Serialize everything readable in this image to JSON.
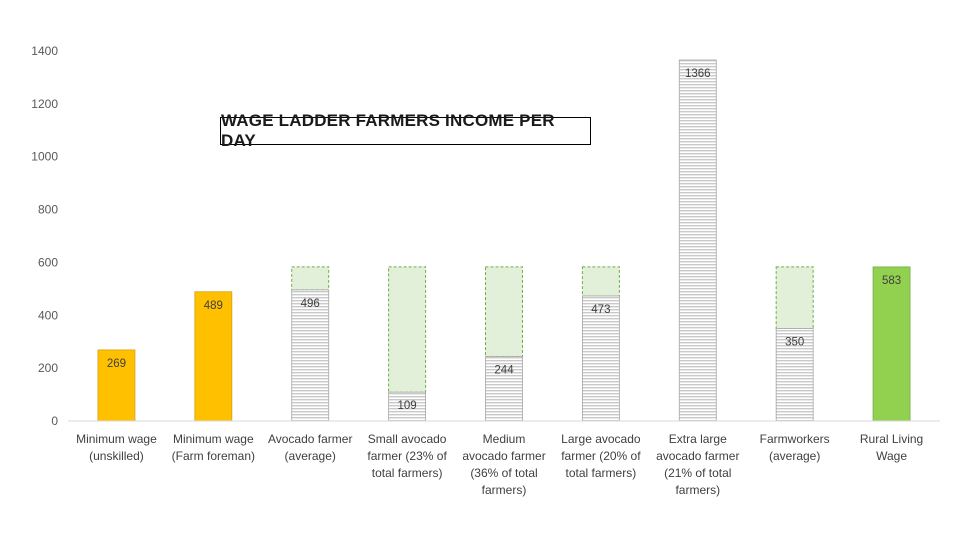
{
  "chart_data": {
    "type": "bar",
    "title": "WAGE LADDER FARMERS INCOME PER DAY",
    "ylim": [
      0,
      1400
    ],
    "yticks": [
      0,
      200,
      400,
      600,
      800,
      1000,
      1200,
      1400
    ],
    "grid": false,
    "reference_value": 583,
    "categories": [
      [
        "Minimum wage",
        "(unskilled)"
      ],
      [
        "Minimum wage",
        "(Farm foreman)"
      ],
      [
        "Avocado farmer",
        "(average)"
      ],
      [
        "Small avocado",
        "farmer (23% of",
        "total farmers)"
      ],
      [
        "Medium",
        "avocado farmer",
        "(36% of total",
        "farmers)"
      ],
      [
        "Large avocado",
        "farmer (20% of",
        "total farmers)"
      ],
      [
        "Extra large",
        "avocado farmer",
        "(21% of total",
        "farmers)"
      ],
      [
        "Farmworkers",
        "(average)"
      ],
      [
        "Rural Living",
        "Wage"
      ]
    ],
    "values": [
      269,
      489,
      496,
      109,
      244,
      473,
      1366,
      350,
      583
    ],
    "labels": [
      "269",
      "489",
      "496",
      "109",
      "244",
      "473",
      "1366",
      "350",
      "583"
    ],
    "styles": [
      "wage",
      "wage",
      "income",
      "income",
      "income",
      "income",
      "income",
      "income",
      "living"
    ],
    "colors": {
      "wage": "#ffc000",
      "wage_border": "#d4a017",
      "income_stripe": "#c9c9c9",
      "income_border": "#a6a6a6",
      "gap_fill": "#e2f0d9",
      "gap_border": "#70ad47",
      "living": "#92d050",
      "living_border": "#70ad47",
      "axis": "#d9d9d9"
    }
  }
}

- DIRECTIONS -
Write out the full listing verbatim, excluding its pictures.

- TASK OUTPUT -
Serialize everything readable in this image to JSON.
{
  "chart_data": {
    "type": "bar",
    "title": "WAGE LADDER FARMERS INCOME PER DAY",
    "ylim": [
      0,
      1400
    ],
    "yticks": [
      0,
      200,
      400,
      600,
      800,
      1000,
      1200,
      1400
    ],
    "grid": false,
    "reference_value": 583,
    "categories": [
      [
        "Minimum wage",
        "(unskilled)"
      ],
      [
        "Minimum wage",
        "(Farm foreman)"
      ],
      [
        "Avocado farmer",
        "(average)"
      ],
      [
        "Small avocado",
        "farmer (23% of",
        "total farmers)"
      ],
      [
        "Medium",
        "avocado farmer",
        "(36% of total",
        "farmers)"
      ],
      [
        "Large avocado",
        "farmer (20% of",
        "total farmers)"
      ],
      [
        "Extra large",
        "avocado farmer",
        "(21% of total",
        "farmers)"
      ],
      [
        "Farmworkers",
        "(average)"
      ],
      [
        "Rural Living",
        "Wage"
      ]
    ],
    "values": [
      269,
      489,
      496,
      109,
      244,
      473,
      1366,
      350,
      583
    ],
    "labels": [
      "269",
      "489",
      "496",
      "109",
      "244",
      "473",
      "1366",
      "350",
      "583"
    ],
    "styles": [
      "wage",
      "wage",
      "income",
      "income",
      "income",
      "income",
      "income",
      "income",
      "living"
    ],
    "colors": {
      "wage": "#ffc000",
      "wage_border": "#d4a017",
      "income_stripe": "#c9c9c9",
      "income_border": "#a6a6a6",
      "gap_fill": "#e2f0d9",
      "gap_border": "#70ad47",
      "living": "#92d050",
      "living_border": "#70ad47",
      "axis": "#d9d9d9"
    }
  }
}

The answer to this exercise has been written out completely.